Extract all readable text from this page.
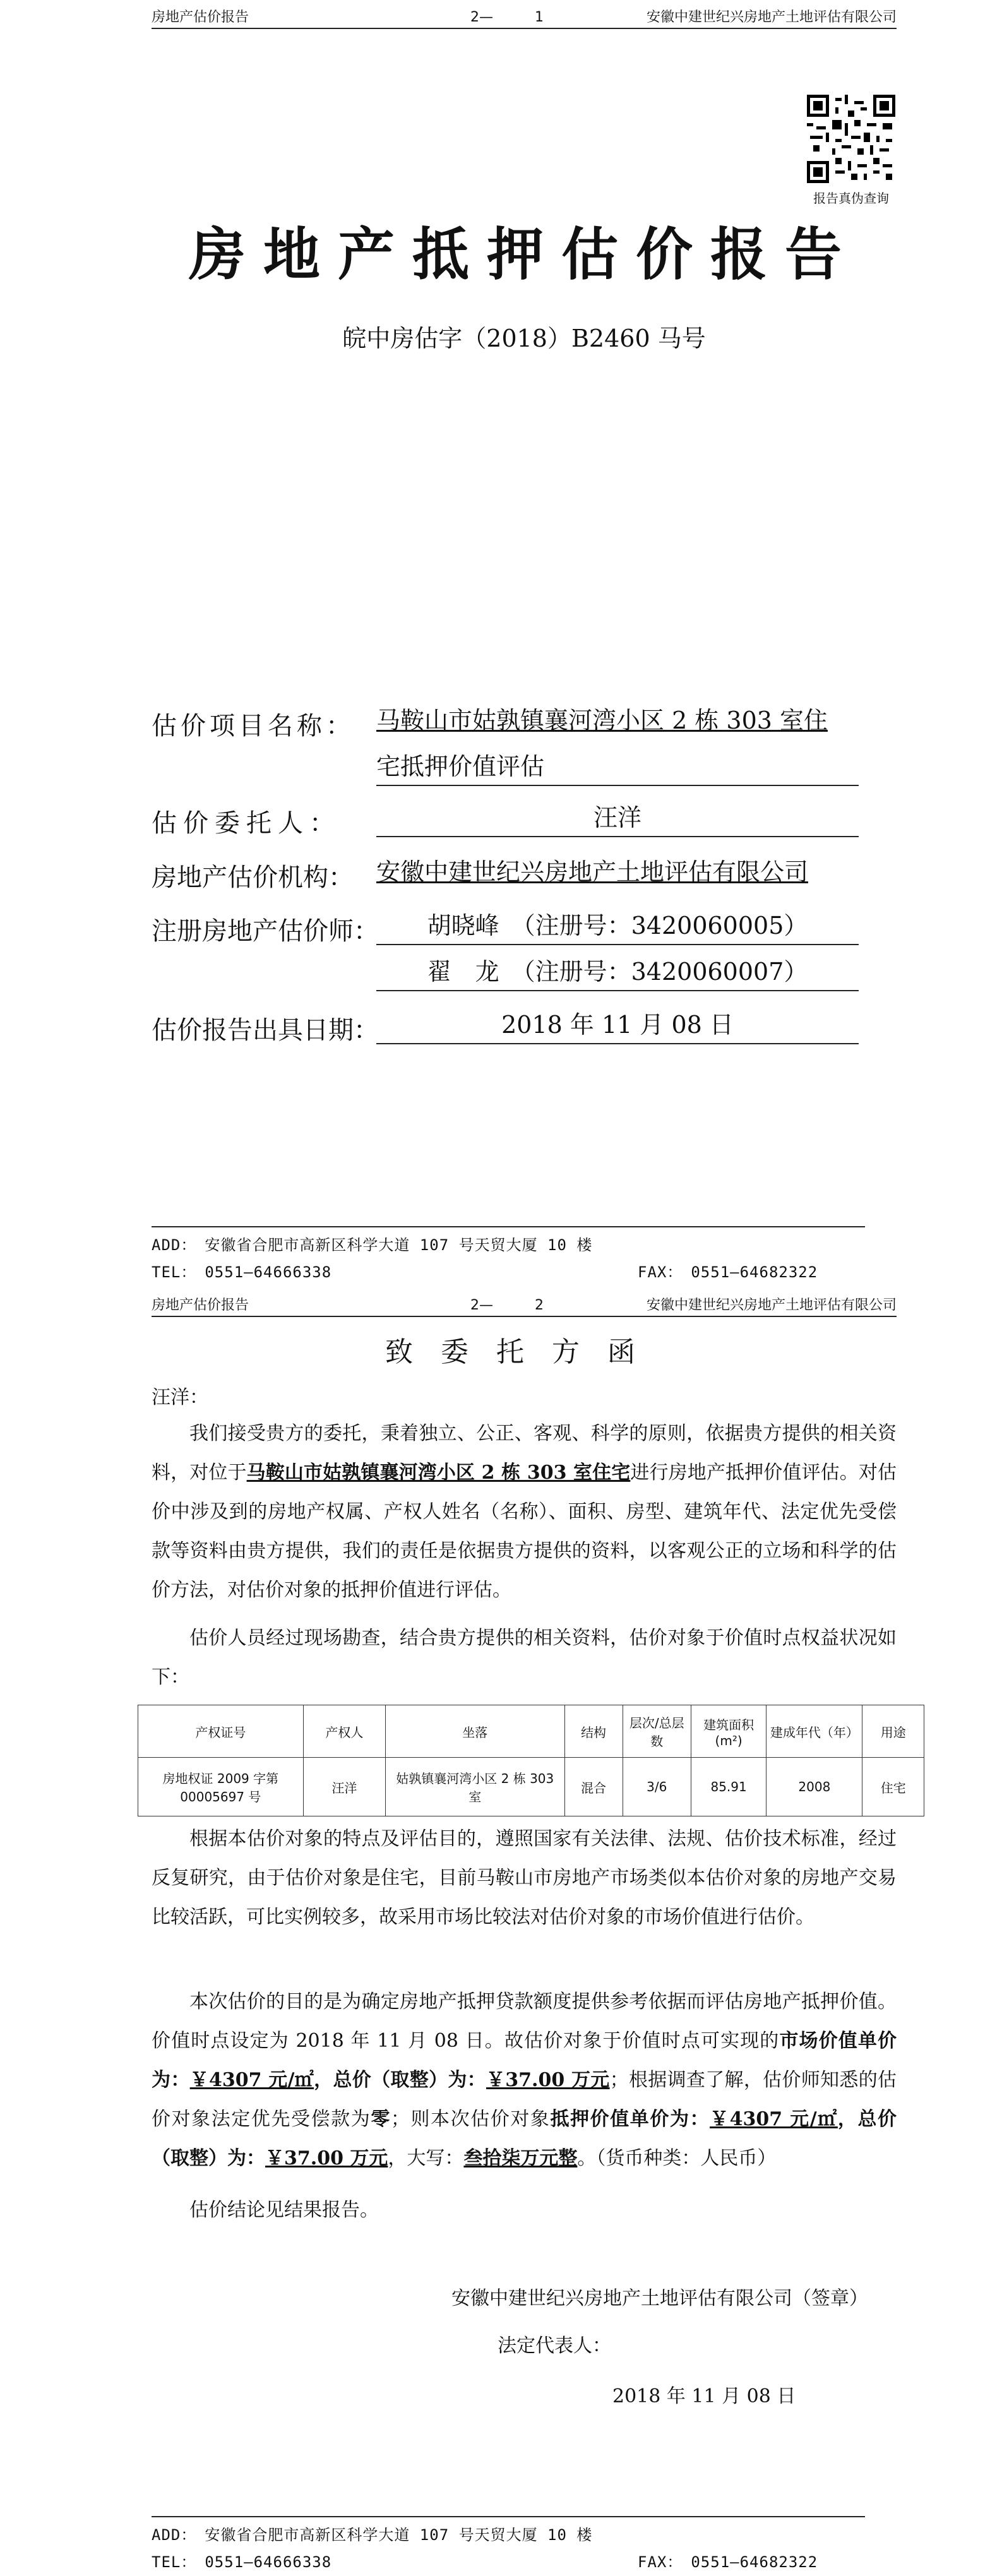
房地产估价报告	2—　　　1	安徽中建世纪兴房地产土地评估有限公司
报告真伪查询
房地产抵押估价报告
皖中房估字（2018）B2460 马号
估价项目名称： 马鞍山市姑孰镇襄河湾小区 2 栋 303 室住
宅抵押价值评估
估价委托人：	汪洋
房地产估价机构： 安徽中建世纪兴房地产土地评估有限公司
注册房地产估价师：	胡晓峰　（注册号：3420060005）
翟　龙　（注册号：3420060007）
估价报告出具日期：	2018 年 11 月 08 日
ADD：　安徽省合肥市高新区科学大道 107 号天贸大厦 10 楼
TEL：　0551—64666338	FAX：　0551—64682322
房地产估价报告	2—　　　2	安徽中建世纪兴房地产土地评估有限公司
致委托方函
汪洋：
我们接受贵方的委托，秉着独立、公正、客观、科学的原则，依据贵方提供的相关资料，对位于马鞍山市姑孰镇襄河湾小区 2 栋 303 室住宅进行房地产抵押价值评估。对估价中涉及到的房地产权属、产权人姓名（名称）、面积、房型、建筑年代、法定优先受偿款等资料由贵方提供，我们的责任是依据贵方提供的资料，以客观公正的立场和科学的估价方法，对估价对象的抵押价值进行评估。
估价人员经过现场勘查，结合贵方提供的相关资料，估价对象于价值时点权益状况如下：
产权证号	产权人	坐落	结构	层次/总层数	建筑面积(m²)	建成年代（年）	用途
房地权证 2009 字第 00005697 号	汪洋	姑孰镇襄河湾小区 2 栋 303 室	混合	3/6	85.91	2008	住宅
根据本估价对象的特点及评估目的，遵照国家有关法律、法规、估价技术标准，经过反复研究，由于估价对象是住宅，目前马鞍山市房地产市场类似本估价对象的房地产交易比较活跃，可比实例较多，故采用市场比较法对估价对象的市场价值进行估价。
本次估价的目的是为确定房地产抵押贷款额度提供参考依据而评估房地产抵押价值。价值时点设定为 2018 年 11 月 08 日。故估价对象于价值时点可实现的市场价值单价为：￥4307 元/㎡，总价（取整）为：￥37.00 万元；根据调查了解，估价师知悉的估价对象法定优先受偿款为零；则本次估价对象抵押价值单价为：￥4307 元/㎡，总价（取整）为：￥37.00 万元，大写：叁拾柒万元整。（货币种类：人民币）
估价结论见结果报告。
安徽中建世纪兴房地产土地评估有限公司（签章）
法定代表人：
2018 年 11 月 08 日
ADD：　安徽省合肥市高新区科学大道 107 号天贸大厦 10 楼
TEL：　0551—64666338	FAX：　0551—64682322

══════

• _What this task involves_:
Retype all the records shown above, character for character. Omit every picture.

• _Solved problem_:
Extract all readable text from this page.
房地产估价报告	2—　　　1	安徽中建世纪兴房地产土地评估有限公司
报告真伪查询
房地产抵押估价报告
皖中房估字（2018）B2460 马号
估价项目名称： 马鞍山市姑孰镇襄河湾小区 2 栋 303 室住
宅抵押价值评估
估价委托人：	汪洋
房地产估价机构： 安徽中建世纪兴房地产土地评估有限公司
注册房地产估价师：	胡晓峰　（注册号：3420060005）
翟　龙　（注册号：3420060007）
估价报告出具日期：	2018 年 11 月 08 日
ADD：　安徽省合肥市高新区科学大道 107 号天贸大厦 10 楼
TEL：　0551—64666338	FAX：　0551—64682322
房地产估价报告	2—　　　2	安徽中建世纪兴房地产土地评估有限公司
致委托方函
汪洋：
我们接受贵方的委托，秉着独立、公正、客观、科学的原则，依据贵方提供的相关资料，对位于马鞍山市姑孰镇襄河湾小区 2 栋 303 室住宅进行房地产抵押价值评估。对估价中涉及到的房地产权属、产权人姓名（名称）、面积、房型、建筑年代、法定优先受偿款等资料由贵方提供，我们的责任是依据贵方提供的资料，以客观公正的立场和科学的估价方法，对估价对象的抵押价值进行评估。
估价人员经过现场勘查，结合贵方提供的相关资料，估价对象于价值时点权益状况如下：
产权证号	产权人	坐落	结构	层次/总层数	建筑面积(m²)	建成年代（年）	用途
房地权证 2009 字第 00005697 号	汪洋	姑孰镇襄河湾小区 2 栋 303 室	混合	3/6	85.91	2008	住宅
根据本估价对象的特点及评估目的，遵照国家有关法律、法规、估价技术标准，经过反复研究，由于估价对象是住宅，目前马鞍山市房地产市场类似本估价对象的房地产交易比较活跃，可比实例较多，故采用市场比较法对估价对象的市场价值进行估价。
本次估价的目的是为确定房地产抵押贷款额度提供参考依据而评估房地产抵押价值。价值时点设定为 2018 年 11 月 08 日。故估价对象于价值时点可实现的市场价值单价为：￥4307 元/㎡，总价（取整）为：￥37.00 万元；根据调查了解，估价师知悉的估价对象法定优先受偿款为零；则本次估价对象抵押价值单价为：￥4307 元/㎡，总价（取整）为：￥37.00 万元，大写：叁拾柒万元整。（货币种类：人民币）
估价结论见结果报告。
安徽中建世纪兴房地产土地评估有限公司（签章）
法定代表人：
2018 年 11 月 08 日
ADD：　安徽省合肥市高新区科学大道 107 号天贸大厦 10 楼
TEL：　0551—64666338	FAX：　0551—64682322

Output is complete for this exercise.